▶ **Records shown**:
──────────────────────────────
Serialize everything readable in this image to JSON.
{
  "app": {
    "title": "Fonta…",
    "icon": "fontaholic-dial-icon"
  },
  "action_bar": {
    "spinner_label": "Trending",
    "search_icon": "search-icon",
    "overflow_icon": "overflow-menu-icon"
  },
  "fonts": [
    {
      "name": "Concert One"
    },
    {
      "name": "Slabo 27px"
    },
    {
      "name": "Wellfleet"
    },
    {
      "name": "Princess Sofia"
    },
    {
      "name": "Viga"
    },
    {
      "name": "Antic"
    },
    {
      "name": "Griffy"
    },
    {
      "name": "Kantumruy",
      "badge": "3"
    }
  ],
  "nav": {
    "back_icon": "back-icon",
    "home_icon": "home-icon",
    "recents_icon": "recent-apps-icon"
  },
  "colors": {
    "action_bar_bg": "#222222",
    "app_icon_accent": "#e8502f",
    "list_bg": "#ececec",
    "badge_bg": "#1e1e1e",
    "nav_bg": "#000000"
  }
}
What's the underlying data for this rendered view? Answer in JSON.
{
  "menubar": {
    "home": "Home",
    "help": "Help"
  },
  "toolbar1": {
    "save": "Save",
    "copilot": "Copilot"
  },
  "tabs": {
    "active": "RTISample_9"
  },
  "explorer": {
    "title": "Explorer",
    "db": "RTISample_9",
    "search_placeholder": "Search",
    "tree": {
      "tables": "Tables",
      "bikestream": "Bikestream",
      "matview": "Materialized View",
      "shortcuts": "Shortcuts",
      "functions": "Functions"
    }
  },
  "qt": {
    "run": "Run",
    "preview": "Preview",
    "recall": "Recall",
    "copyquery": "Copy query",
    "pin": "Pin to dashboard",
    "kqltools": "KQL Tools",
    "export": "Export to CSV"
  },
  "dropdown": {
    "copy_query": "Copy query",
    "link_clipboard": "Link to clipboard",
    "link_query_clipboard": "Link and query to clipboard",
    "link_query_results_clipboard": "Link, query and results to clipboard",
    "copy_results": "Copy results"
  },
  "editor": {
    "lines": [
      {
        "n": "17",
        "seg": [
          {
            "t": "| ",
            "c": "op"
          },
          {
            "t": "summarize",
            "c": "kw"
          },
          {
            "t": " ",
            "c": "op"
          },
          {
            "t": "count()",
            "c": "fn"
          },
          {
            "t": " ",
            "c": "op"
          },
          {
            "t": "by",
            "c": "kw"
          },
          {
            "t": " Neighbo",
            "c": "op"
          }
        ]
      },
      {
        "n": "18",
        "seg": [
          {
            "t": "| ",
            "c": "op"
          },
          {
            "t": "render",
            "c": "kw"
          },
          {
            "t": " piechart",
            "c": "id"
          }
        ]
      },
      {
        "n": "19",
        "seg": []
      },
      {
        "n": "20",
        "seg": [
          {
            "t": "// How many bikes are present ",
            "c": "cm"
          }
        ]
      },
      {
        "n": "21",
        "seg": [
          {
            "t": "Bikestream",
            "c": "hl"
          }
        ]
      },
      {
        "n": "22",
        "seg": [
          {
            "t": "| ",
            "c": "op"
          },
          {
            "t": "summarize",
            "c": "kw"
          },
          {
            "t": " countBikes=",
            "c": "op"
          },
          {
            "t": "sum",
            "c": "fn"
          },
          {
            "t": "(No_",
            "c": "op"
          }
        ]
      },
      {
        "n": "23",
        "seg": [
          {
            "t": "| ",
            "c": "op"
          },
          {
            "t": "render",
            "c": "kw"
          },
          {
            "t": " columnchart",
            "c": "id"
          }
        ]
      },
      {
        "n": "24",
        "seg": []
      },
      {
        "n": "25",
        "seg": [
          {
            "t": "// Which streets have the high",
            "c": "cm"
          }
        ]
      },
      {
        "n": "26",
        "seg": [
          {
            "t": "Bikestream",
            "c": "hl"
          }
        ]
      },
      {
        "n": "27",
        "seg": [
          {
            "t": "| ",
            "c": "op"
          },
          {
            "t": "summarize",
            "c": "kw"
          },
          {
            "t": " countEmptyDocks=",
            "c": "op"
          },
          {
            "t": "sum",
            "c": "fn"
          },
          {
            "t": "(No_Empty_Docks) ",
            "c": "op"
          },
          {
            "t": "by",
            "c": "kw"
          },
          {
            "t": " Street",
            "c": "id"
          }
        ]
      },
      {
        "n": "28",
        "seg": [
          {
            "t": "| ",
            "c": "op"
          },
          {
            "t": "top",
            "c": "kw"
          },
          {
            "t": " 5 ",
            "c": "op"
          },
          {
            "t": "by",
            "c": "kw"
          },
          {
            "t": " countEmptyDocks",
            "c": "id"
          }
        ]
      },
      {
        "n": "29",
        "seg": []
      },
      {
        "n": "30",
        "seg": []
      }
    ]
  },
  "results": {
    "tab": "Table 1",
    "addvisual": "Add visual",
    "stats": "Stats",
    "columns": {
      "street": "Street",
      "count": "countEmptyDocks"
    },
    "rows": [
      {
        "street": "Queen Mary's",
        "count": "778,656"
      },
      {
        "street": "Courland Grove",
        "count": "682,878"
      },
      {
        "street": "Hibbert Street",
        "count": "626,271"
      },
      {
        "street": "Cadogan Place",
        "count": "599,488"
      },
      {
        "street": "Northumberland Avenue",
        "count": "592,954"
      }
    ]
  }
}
──────────────────────────────
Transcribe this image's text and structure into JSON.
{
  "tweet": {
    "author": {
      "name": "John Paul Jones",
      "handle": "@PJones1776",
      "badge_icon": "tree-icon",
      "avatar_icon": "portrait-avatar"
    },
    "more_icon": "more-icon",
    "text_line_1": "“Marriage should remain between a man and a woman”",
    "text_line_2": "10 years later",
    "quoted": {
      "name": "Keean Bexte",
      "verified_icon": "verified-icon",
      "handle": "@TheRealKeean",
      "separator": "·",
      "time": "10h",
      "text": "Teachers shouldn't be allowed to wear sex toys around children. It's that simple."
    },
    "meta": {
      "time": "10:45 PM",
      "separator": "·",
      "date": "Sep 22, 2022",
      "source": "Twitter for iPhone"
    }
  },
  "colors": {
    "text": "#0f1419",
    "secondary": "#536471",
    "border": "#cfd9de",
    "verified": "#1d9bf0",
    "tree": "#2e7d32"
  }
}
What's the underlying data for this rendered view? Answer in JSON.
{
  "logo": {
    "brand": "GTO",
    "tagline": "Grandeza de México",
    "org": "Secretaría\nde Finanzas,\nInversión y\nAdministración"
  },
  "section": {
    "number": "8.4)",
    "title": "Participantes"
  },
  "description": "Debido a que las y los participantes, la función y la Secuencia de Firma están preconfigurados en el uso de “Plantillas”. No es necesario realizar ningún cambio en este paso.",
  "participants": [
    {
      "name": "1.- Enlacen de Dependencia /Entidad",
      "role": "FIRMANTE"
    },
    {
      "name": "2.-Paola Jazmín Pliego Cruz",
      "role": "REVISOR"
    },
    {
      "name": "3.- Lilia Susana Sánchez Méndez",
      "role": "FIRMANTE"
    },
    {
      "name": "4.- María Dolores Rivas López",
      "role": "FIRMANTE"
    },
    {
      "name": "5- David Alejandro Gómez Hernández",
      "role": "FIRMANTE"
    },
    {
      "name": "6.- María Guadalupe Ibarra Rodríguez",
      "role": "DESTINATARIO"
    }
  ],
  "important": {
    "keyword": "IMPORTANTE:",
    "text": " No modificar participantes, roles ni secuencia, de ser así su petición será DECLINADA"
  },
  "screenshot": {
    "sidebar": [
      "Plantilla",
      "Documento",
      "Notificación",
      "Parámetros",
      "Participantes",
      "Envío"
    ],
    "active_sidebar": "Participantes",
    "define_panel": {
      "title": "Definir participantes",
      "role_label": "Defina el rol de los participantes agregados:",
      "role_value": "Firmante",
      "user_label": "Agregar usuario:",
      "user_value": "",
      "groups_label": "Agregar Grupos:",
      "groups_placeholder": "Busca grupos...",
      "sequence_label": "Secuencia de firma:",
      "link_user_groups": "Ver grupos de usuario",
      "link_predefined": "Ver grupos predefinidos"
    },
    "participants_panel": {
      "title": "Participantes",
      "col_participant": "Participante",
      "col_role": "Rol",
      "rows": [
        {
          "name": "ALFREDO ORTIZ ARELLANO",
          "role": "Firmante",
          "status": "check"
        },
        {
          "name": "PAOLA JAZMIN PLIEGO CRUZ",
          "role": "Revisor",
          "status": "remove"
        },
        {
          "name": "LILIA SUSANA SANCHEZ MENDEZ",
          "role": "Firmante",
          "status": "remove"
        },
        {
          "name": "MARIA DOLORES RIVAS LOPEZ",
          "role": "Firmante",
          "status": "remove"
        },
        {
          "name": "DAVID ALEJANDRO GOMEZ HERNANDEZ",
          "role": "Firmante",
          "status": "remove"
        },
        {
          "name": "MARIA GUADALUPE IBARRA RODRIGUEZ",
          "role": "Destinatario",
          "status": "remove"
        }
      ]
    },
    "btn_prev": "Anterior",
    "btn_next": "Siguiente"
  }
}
──────────────────────────────
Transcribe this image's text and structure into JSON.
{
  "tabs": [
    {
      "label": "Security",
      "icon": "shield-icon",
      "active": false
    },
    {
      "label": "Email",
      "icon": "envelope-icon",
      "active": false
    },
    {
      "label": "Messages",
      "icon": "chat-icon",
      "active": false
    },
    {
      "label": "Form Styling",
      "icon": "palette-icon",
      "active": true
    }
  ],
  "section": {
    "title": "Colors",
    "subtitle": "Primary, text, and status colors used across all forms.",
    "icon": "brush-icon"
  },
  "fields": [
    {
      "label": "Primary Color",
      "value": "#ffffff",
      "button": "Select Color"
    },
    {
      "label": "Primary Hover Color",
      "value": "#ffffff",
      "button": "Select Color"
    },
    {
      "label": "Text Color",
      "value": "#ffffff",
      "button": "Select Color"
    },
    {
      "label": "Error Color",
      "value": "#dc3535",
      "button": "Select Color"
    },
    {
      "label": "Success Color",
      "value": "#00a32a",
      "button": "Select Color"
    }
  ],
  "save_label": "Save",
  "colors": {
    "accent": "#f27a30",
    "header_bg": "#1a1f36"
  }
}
──────────────────────────────
▶ **What you have to do**: Tally the lines of the data that contain the string "María" and report the total alone.

▶ **Task answer**: 2